▶ _Exercise details_
Look through the data for the string "some". Copy every line where it is found.
*****
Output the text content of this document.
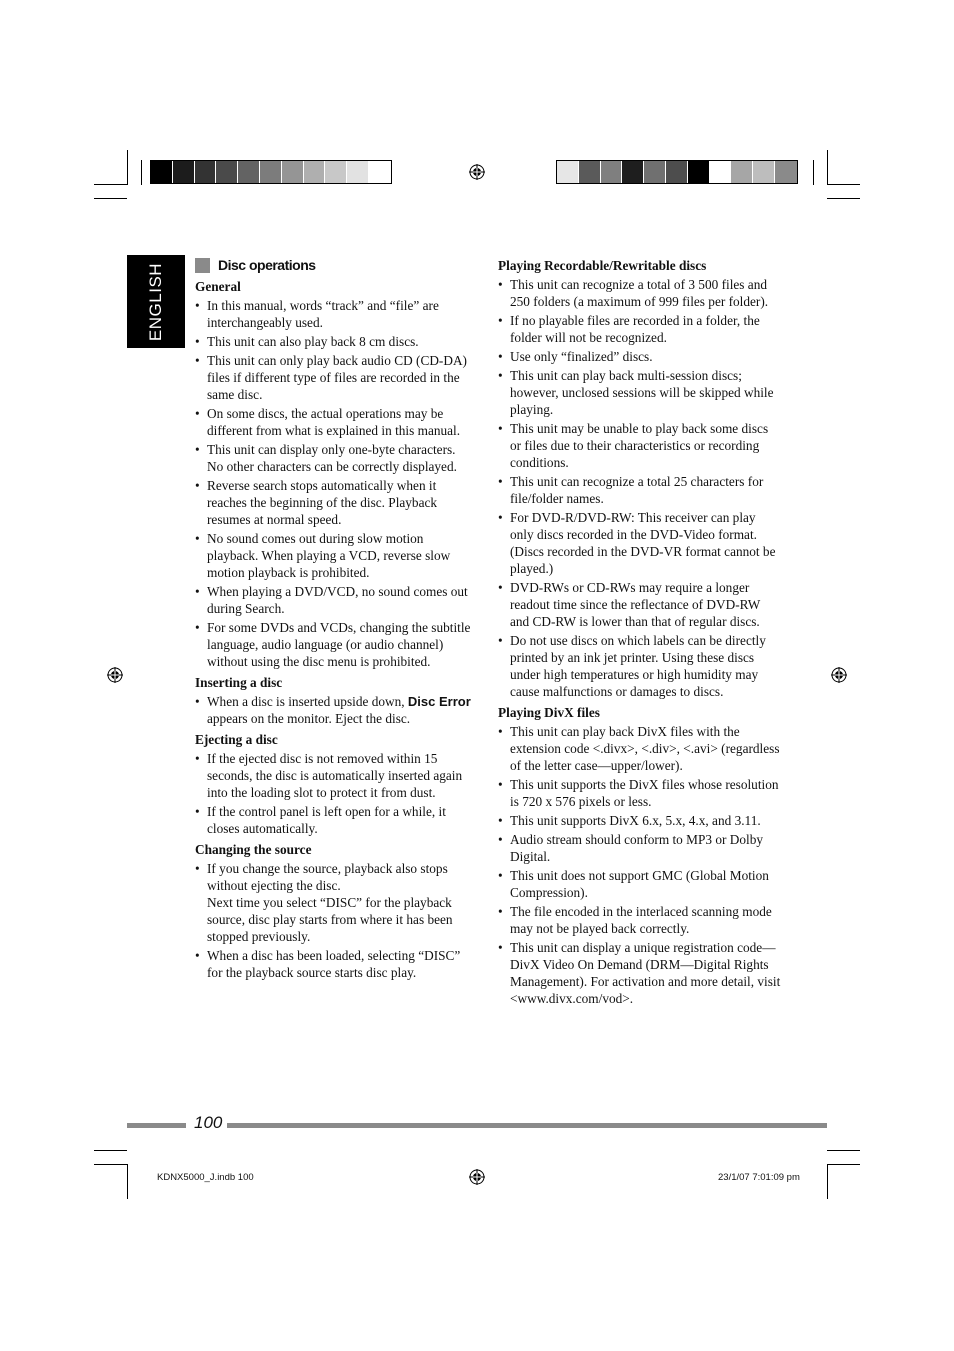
ENGLISH	Disc operations
General
• In this manual, words “track” and “file” are interchangeably used.
• This unit can also play back 8 cm discs.
• This unit can only play back audio CD (CD-DA) files if different type of files are recorded in the same disc.
• On some discs, the actual operations may be different from what is explained in this manual.
• This unit can display only one-byte characters. No other characters can be correctly displayed.
• Reverse search stops automatically when it reaches the beginning of the disc. Playback resumes at normal speed.
• No sound comes out during slow motion playback. When playing a VCD, reverse slow motion playback is prohibited.
• When playing a DVD/VCD, no sound comes out during Search.
• For some DVDs and VCDs, changing the subtitle language, audio language (or audio channel) without using the disc menu is prohibited.
Inserting a disc
• When a disc is inserted upside down, Disc Error appears on the monitor. Eject the disc.
Ejecting a disc
• If the ejected disc is not removed within 15 seconds, the disc is automatically inserted again into the loading slot to protect it from dust.
• If the control panel is left open for a while, it closes automatically.
Changing the source
• If you change the source, playback also stops without ejecting the disc.
Next time you select “DISC” for the playback source, disc play starts from where it has been stopped previously.
• When a disc has been loaded, selecting “DISC” for the playback source starts disc play.
Playing Recordable/Rewritable discs
• This unit can recognize a total of 3 500 files and 250 folders (a maximum of 999 files per folder).
• If no playable files are recorded in a folder, the folder will not be recognized.
• Use only “finalized” discs.
• This unit can play back multi-session discs; however, unclosed sessions will be skipped while playing.
• This unit may be unable to play back some discs or files due to their characteristics or recording conditions.
• This unit can recognize a total 25 characters for file/folder names.
• For DVD-R/DVD-RW: This receiver can play only discs recorded in the DVD-Video format. (Discs recorded in the DVD-VR format cannot be played.)
• DVD-RWs or CD-RWs may require a longer readout time since the reflectance of DVD-RW and CD-RW is lower than that of regular discs.
• Do not use discs on which labels can be directly printed by an ink jet printer. Using these discs under high temperatures or high humidity may cause malfunctions or damages to discs.
Playing DivX files
• This unit can play back DivX files with the extension code <.divx>, <.div>, <.avi> (regardless of the letter case—upper/lower).
• This unit supports the DivX files whose resolution is 720 x 576 pixels or less.
• This unit supports DivX 6.x, 5.x, 4.x, and 3.11.
• Audio stream should conform to MP3 or Dolby Digital.
• This unit does not support GMC (Global Motion Compression).
• The file encoded in the interlaced scanning mode may not be played back correctly.
• This unit can display a unique registration code—DivX Video On Demand (DRM—Digital Rights Management). For activation and more detail, visit <www.divx.com/vod>.
100
KDNX5000_J.indb 100	23/1/07 7:01:09 pm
*****
▶ _Response_
• On some discs, the actual operations may be different from what is explained in this manual.
• For some DVDs and VCDs, changing the subtitle language, audio language (or audio channel) without using the disc menu is prohibited.
• This unit may be unable to play back some discs or files due to their characteristics or recording conditions.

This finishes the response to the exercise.